■ Records for the exercise ■
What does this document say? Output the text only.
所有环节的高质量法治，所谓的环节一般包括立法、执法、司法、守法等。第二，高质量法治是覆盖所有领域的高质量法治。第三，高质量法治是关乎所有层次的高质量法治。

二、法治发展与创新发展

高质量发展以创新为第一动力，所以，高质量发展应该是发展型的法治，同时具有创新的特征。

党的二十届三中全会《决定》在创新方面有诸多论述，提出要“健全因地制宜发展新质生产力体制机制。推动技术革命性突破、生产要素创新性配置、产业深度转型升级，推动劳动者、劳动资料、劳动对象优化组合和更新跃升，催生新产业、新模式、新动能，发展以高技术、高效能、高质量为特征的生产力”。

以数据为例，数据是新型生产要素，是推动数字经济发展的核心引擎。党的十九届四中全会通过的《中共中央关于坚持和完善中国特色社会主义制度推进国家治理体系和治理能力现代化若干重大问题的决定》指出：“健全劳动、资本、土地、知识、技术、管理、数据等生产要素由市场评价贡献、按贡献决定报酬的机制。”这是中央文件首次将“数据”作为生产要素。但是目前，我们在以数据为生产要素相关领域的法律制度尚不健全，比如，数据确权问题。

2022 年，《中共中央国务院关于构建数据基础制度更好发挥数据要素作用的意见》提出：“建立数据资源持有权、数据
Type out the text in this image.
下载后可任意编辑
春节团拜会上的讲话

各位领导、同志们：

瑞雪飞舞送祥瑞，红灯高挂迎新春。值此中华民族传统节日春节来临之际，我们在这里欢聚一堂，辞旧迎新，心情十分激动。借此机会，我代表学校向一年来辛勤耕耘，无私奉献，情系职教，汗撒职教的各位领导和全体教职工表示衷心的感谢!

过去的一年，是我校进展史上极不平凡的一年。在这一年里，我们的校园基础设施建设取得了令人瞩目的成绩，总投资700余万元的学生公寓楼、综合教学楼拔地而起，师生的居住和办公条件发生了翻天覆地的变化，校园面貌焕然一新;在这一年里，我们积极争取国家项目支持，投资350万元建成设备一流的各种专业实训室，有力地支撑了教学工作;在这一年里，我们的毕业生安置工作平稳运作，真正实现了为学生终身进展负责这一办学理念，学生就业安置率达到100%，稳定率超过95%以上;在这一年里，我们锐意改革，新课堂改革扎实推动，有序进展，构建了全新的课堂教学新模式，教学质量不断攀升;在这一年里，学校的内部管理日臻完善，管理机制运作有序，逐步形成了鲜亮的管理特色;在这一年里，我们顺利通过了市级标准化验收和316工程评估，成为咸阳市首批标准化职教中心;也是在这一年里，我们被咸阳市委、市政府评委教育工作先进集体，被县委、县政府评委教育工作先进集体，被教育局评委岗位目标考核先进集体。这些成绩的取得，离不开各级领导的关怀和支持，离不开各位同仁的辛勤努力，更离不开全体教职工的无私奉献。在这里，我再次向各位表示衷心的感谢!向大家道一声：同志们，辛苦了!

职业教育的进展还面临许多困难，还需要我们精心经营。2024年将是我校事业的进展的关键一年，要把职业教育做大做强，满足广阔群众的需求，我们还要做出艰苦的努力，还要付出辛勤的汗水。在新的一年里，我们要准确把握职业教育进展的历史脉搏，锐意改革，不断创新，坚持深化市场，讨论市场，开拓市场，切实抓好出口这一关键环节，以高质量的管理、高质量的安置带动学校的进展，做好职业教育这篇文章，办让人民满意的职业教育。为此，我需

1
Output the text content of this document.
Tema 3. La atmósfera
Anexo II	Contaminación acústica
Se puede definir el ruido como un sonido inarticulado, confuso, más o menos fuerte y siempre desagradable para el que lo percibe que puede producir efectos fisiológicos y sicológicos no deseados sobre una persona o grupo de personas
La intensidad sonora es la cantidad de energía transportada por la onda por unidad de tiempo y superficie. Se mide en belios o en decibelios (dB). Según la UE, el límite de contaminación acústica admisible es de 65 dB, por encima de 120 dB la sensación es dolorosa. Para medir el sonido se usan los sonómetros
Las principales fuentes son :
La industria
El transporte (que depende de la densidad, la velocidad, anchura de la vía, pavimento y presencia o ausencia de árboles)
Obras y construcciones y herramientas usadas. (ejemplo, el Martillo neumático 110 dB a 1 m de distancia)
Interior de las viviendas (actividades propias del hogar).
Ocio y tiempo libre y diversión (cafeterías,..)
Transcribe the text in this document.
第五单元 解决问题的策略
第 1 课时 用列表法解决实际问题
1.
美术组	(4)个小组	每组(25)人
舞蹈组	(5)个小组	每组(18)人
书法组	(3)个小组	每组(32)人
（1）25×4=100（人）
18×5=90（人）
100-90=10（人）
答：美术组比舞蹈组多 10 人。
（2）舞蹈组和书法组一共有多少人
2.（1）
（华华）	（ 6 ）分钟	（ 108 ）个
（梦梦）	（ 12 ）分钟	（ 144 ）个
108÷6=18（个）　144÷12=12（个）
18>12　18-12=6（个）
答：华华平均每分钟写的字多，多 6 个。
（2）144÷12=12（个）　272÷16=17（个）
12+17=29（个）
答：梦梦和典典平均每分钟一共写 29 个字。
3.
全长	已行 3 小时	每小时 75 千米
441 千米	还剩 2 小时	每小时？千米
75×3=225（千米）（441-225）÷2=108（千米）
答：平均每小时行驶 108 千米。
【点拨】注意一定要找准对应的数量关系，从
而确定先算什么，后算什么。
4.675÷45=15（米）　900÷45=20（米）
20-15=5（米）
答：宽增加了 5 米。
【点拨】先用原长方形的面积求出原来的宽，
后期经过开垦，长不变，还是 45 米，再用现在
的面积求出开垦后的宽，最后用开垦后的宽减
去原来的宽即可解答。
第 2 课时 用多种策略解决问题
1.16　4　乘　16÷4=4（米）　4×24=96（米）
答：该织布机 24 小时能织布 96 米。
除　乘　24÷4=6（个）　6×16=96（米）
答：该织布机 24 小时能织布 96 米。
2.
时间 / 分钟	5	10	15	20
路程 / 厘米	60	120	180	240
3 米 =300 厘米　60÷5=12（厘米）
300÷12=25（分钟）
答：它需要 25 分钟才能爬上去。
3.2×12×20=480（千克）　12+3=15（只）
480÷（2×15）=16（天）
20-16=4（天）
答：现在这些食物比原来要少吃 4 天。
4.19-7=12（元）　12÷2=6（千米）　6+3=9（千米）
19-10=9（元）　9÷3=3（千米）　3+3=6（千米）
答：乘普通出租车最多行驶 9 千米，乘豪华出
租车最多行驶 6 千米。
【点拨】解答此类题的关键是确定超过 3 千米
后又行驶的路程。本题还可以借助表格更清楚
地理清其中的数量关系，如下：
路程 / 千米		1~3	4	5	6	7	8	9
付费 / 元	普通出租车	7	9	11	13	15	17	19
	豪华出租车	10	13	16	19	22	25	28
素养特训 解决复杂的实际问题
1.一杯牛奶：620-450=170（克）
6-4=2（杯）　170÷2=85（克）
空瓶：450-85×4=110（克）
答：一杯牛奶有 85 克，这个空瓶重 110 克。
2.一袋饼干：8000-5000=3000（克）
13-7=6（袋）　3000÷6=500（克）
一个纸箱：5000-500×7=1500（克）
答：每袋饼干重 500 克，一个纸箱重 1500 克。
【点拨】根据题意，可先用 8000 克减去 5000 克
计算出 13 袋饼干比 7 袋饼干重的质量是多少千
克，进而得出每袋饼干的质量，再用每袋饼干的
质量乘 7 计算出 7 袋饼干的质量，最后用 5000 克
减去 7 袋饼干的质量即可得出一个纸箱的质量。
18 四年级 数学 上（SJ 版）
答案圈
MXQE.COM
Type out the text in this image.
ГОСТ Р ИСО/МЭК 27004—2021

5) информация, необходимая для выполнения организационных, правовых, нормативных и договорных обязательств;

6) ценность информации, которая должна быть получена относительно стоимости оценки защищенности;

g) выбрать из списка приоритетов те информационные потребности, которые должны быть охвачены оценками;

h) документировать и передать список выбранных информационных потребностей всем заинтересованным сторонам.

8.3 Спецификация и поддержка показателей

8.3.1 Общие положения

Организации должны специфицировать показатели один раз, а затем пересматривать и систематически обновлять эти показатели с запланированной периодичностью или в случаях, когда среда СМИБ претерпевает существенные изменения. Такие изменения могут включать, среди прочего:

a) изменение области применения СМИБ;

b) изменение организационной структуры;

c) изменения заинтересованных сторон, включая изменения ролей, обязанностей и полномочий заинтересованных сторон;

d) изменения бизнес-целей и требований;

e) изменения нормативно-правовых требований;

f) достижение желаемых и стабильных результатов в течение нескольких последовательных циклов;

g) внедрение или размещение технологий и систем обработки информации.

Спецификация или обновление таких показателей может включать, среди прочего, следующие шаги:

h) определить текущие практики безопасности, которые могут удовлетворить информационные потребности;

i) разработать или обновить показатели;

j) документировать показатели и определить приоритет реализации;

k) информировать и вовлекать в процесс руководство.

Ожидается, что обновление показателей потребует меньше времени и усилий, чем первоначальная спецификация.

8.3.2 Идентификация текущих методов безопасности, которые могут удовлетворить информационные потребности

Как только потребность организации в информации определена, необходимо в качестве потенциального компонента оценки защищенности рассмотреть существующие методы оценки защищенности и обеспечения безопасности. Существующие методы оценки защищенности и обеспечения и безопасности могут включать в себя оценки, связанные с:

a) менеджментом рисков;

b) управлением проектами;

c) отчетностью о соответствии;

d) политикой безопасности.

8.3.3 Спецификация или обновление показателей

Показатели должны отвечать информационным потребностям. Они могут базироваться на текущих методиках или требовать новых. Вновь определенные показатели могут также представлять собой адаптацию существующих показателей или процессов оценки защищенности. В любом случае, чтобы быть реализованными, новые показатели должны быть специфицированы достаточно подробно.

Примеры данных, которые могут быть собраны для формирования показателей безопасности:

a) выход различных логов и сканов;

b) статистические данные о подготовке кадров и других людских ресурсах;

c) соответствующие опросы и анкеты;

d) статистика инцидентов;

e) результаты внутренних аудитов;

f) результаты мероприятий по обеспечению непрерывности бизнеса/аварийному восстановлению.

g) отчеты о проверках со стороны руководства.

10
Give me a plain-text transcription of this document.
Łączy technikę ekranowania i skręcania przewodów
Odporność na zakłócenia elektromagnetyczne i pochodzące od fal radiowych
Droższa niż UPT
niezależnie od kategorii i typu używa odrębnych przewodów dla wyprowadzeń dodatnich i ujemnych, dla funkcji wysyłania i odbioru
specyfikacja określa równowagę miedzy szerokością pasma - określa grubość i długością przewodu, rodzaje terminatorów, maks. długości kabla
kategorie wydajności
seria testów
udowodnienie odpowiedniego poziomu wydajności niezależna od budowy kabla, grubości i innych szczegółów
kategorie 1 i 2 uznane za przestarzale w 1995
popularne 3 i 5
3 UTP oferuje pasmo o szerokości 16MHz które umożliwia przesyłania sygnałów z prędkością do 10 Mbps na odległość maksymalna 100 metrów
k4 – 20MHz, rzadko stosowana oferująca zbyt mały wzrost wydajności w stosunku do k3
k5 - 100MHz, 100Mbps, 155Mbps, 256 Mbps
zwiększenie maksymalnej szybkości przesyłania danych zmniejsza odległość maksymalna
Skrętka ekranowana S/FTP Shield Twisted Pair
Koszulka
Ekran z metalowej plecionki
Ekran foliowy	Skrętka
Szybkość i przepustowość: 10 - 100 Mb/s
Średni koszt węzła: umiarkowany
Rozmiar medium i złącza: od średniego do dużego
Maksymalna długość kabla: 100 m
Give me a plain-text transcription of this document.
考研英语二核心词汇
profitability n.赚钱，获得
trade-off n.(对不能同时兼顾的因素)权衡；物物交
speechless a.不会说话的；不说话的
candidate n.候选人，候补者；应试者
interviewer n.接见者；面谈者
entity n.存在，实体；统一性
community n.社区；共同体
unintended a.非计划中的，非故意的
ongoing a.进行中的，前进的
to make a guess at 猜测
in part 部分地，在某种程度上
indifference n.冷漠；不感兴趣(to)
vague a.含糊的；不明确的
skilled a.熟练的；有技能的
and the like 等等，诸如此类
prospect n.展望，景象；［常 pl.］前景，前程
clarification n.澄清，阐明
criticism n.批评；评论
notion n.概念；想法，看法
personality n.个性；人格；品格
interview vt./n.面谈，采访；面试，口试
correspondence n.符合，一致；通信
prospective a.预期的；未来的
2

■ Short exercise ■
Pick out the lines that include the word "показатели" and write them out.

■ Reply ■
Организации должны специфицировать показатели один раз, а затем пересматривать и систематически обновлять эти показатели с запланированной периодичностью или в случаях, когда среда СМИБ претерпевает существенные изменения. Такие изменения могут включать, среди прочего:
i) разработать или обновить показатели;
j) документировать показатели и определить приоритет реализации;
Показатели должны отвечать информационным потребностям. Они могут базироваться на текущих методиках или требовать новых. Вновь определенные показатели могут также представлять собой адаптацию существующих показателей или процессов оценки защищенности. В любом случае, чтобы быть реализованными, новые показатели должны быть специфицированы достаточно подробно.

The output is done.